--- BEGIN ---

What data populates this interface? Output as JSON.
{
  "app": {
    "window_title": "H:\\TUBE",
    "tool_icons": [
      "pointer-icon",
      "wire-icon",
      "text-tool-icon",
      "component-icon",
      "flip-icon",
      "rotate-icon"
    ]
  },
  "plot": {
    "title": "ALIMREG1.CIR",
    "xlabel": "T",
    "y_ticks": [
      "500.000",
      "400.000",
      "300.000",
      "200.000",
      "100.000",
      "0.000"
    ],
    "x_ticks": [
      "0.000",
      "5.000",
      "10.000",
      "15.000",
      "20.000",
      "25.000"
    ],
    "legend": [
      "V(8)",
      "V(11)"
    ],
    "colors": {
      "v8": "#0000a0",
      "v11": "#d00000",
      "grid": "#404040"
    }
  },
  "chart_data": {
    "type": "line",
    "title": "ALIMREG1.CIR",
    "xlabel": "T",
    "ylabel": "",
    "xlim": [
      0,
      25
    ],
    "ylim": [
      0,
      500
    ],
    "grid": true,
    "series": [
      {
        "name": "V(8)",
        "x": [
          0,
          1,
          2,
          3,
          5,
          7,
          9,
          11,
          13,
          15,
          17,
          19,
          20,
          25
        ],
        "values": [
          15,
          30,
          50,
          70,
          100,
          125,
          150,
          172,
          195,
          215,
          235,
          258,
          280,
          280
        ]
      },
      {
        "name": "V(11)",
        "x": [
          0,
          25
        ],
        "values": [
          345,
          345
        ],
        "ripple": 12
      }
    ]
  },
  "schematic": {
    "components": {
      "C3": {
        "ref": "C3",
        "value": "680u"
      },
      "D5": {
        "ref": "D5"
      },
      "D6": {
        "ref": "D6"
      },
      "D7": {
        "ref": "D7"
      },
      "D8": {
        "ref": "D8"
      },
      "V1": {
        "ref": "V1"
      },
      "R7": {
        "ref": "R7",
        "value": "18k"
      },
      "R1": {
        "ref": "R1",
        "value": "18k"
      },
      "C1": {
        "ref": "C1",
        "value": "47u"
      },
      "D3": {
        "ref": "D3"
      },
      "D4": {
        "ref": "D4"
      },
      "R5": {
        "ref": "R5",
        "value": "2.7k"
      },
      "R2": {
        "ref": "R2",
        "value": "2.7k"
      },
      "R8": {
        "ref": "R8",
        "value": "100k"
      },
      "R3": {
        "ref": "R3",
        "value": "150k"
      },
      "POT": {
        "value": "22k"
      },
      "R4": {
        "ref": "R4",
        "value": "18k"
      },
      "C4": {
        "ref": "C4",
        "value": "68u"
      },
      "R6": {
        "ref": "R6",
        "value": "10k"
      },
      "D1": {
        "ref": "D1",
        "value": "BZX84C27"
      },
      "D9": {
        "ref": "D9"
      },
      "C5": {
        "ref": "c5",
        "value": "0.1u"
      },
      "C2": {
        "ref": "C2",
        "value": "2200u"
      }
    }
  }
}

--- END ---

Please restate the records in full, word for word.

• [Final result]
What data populates this interface? Output as JSON.
{
  "app": {
    "window_title": "H:\\TUBE",
    "tool_icons": [
      "pointer-icon",
      "wire-icon",
      "text-tool-icon",
      "component-icon",
      "flip-icon",
      "rotate-icon"
    ]
  },
  "plot": {
    "title": "ALIMREG1.CIR",
    "xlabel": "T",
    "y_ticks": [
      "500.000",
      "400.000",
      "300.000",
      "200.000",
      "100.000",
      "0.000"
    ],
    "x_ticks": [
      "0.000",
      "5.000",
      "10.000",
      "15.000",
      "20.000",
      "25.000"
    ],
    "legend": [
      "V(8)",
      "V(11)"
    ],
    "colors": {
      "v8": "#0000a0",
      "v11": "#d00000",
      "grid": "#404040"
    }
  },
  "chart_data": {
    "type": "line",
    "title": "ALIMREG1.CIR",
    "xlabel": "T",
    "ylabel": "",
    "xlim": [
      0,
      25
    ],
    "ylim": [
      0,
      500
    ],
    "grid": true,
    "series": [
      {
        "name": "V(8)",
        "x": [
          0,
          1,
          2,
          3,
          5,
          7,
          9,
          11,
          13,
          15,
          17,
          19,
          20,
          25
        ],
        "values": [
          15,
          30,
          50,
          70,
          100,
          125,
          150,
          172,
          195,
          215,
          235,
          258,
          280,
          280
        ]
      },
      {
        "name": "V(11)",
        "x": [
          0,
          25
        ],
        "values": [
          345,
          345
        ],
        "ripple": 12
      }
    ]
  },
  "schematic": {
    "components": {
      "C3": {
        "ref": "C3",
        "value": "680u"
      },
      "D5": {
        "ref": "D5"
      },
      "D6": {
        "ref": "D6"
      },
      "D7": {
        "ref": "D7"
      },
      "D8": {
        "ref": "D8"
      },
      "V1": {
        "ref": "V1"
      },
      "R7": {
        "ref": "R7",
        "value": "18k"
      },
      "R1": {
        "ref": "R1",
        "value": "18k"
      },
      "C1": {
        "ref": "C1",
        "value": "47u"
      },
      "D3": {
        "ref": "D3"
      },
      "D4": {
        "ref": "D4"
      },
      "R5": {
        "ref": "R5",
        "value": "2.7k"
      },
      "R2": {
        "ref": "R2",
        "value": "2.7k"
      },
      "R8": {
        "ref": "R8",
        "value": "100k"
      },
      "R3": {
        "ref": "R3",
        "value": "150k"
      },
      "POT": {
        "value": "22k"
      },
      "R4": {
        "ref": "R4",
        "value": "18k"
      },
      "C4": {
        "ref": "C4",
        "value": "68u"
      },
      "R6": {
        "ref": "R6",
        "value": "10k"
      },
      "D1": {
        "ref": "D1",
        "value": "BZX84C27"
      },
      "D9": {
        "ref": "D9"
      },
      "C5": {
        "ref": "c5",
        "value": "0.1u"
      },
      "C2": {
        "ref": "C2",
        "value": "2200u"
      }
    }
  }
}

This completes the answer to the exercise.